[Start of Input rows]

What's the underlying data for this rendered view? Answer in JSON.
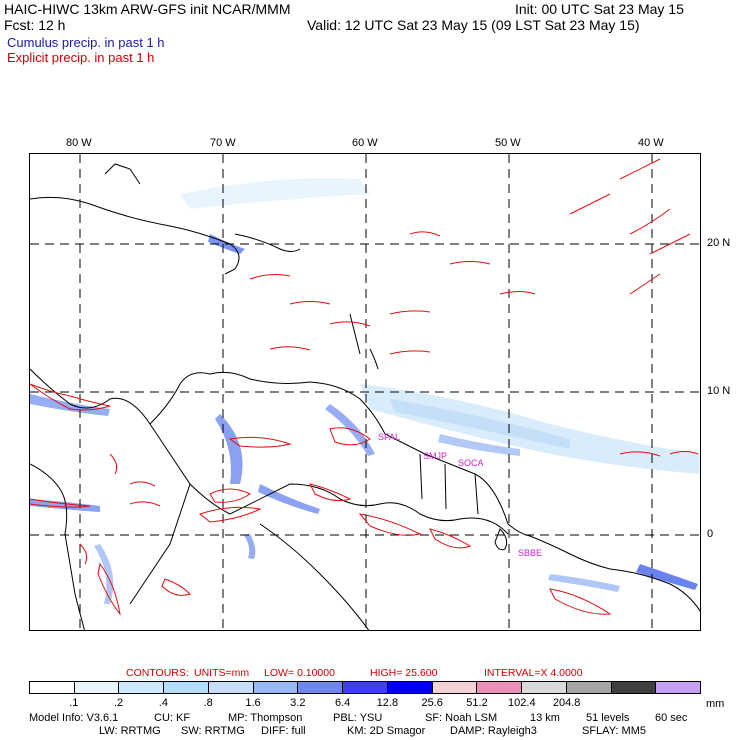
{
  "header": {
    "title_left": "HAIC-HIWC 13km ARW-GFS init   NCAR/MMM",
    "init": "Init: 00 UTC Sat 23 May 15",
    "fcst": "Fcst:    12 h",
    "valid": "Valid: 12 UTC Sat 23 May 15 (09 LST Sat 23 May 15)",
    "legend_cumulus": "Cumulus precip. in past 1 h",
    "legend_explicit": "Explicit precip. in past 1 h"
  },
  "map": {
    "lon_labels": [
      "80 W",
      "70 W",
      "60 W",
      "50 W",
      "40 W"
    ],
    "lat_labels": [
      "20 N",
      "10 N",
      "0"
    ],
    "stations": [
      "SFAL",
      "SMJP",
      "SOCA",
      "SBBE"
    ],
    "colors": {
      "cumulus": "#4b6cf0",
      "explicit": "#e01010",
      "coast": "#000000"
    }
  },
  "contours_info": {
    "label": "CONTOURS:",
    "units": "UNITS=mm",
    "low": "LOW= 0.10000",
    "high": "HIGH=  25.600",
    "interval": "INTERVAL=X  4.0000"
  },
  "colorbar": {
    "colors": [
      "#ffffff",
      "#e8f6ff",
      "#cbe9ff",
      "#b2defb",
      "#c8ddfa",
      "#9ab8f4",
      "#6f88ee",
      "#4040ee",
      "#0000ee",
      "#f3d2d6",
      "#ec8fb8",
      "#d9d9d9",
      "#a5a5a5",
      "#3f3f3f",
      "#c6a0f2"
    ],
    "labels": [
      ".1",
      ".2",
      ".4",
      ".8",
      "1.6",
      "3.2",
      "6.4",
      "12.8",
      "25.6",
      "51.2",
      "102.4",
      "204.8"
    ],
    "unit": "mm"
  },
  "footer": {
    "line1": [
      "Model Info: V3.6.1",
      "CU: KF",
      "MP: Thompson",
      "PBL: YSU",
      "SF: Noah LSM",
      "13 km",
      "51 levels",
      "60 sec"
    ],
    "line2": [
      "LW: RRTMG",
      "SW: RRTMG",
      "DIFF: full",
      "KM: 2D Smagor",
      "DAMP: Rayleigh3",
      "SFLAY: MM5"
    ]
  }
}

[End of Input rows]

## What to produce
Reproduce the material in its entirety and word for word, without the pictures.

## Result of this task
What's the underlying data for this rendered view? Answer in JSON.
{
  "header": {
    "title_left": "HAIC-HIWC 13km ARW-GFS init   NCAR/MMM",
    "init": "Init: 00 UTC Sat 23 May 15",
    "fcst": "Fcst:    12 h",
    "valid": "Valid: 12 UTC Sat 23 May 15 (09 LST Sat 23 May 15)",
    "legend_cumulus": "Cumulus precip. in past 1 h",
    "legend_explicit": "Explicit precip. in past 1 h"
  },
  "map": {
    "lon_labels": [
      "80 W",
      "70 W",
      "60 W",
      "50 W",
      "40 W"
    ],
    "lat_labels": [
      "20 N",
      "10 N",
      "0"
    ],
    "stations": [
      "SFAL",
      "SMJP",
      "SOCA",
      "SBBE"
    ],
    "colors": {
      "cumulus": "#4b6cf0",
      "explicit": "#e01010",
      "coast": "#000000"
    }
  },
  "contours_info": {
    "label": "CONTOURS:",
    "units": "UNITS=mm",
    "low": "LOW= 0.10000",
    "high": "HIGH=  25.600",
    "interval": "INTERVAL=X  4.0000"
  },
  "colorbar": {
    "colors": [
      "#ffffff",
      "#e8f6ff",
      "#cbe9ff",
      "#b2defb",
      "#c8ddfa",
      "#9ab8f4",
      "#6f88ee",
      "#4040ee",
      "#0000ee",
      "#f3d2d6",
      "#ec8fb8",
      "#d9d9d9",
      "#a5a5a5",
      "#3f3f3f",
      "#c6a0f2"
    ],
    "labels": [
      ".1",
      ".2",
      ".4",
      ".8",
      "1.6",
      "3.2",
      "6.4",
      "12.8",
      "25.6",
      "51.2",
      "102.4",
      "204.8"
    ],
    "unit": "mm"
  },
  "footer": {
    "line1": [
      "Model Info: V3.6.1",
      "CU: KF",
      "MP: Thompson",
      "PBL: YSU",
      "SF: Noah LSM",
      "13 km",
      "51 levels",
      "60 sec"
    ],
    "line2": [
      "LW: RRTMG",
      "SW: RRTMG",
      "DIFF: full",
      "KM: 2D Smagor",
      "DAMP: Rayleigh3",
      "SFLAY: MM5"
    ]
  }
}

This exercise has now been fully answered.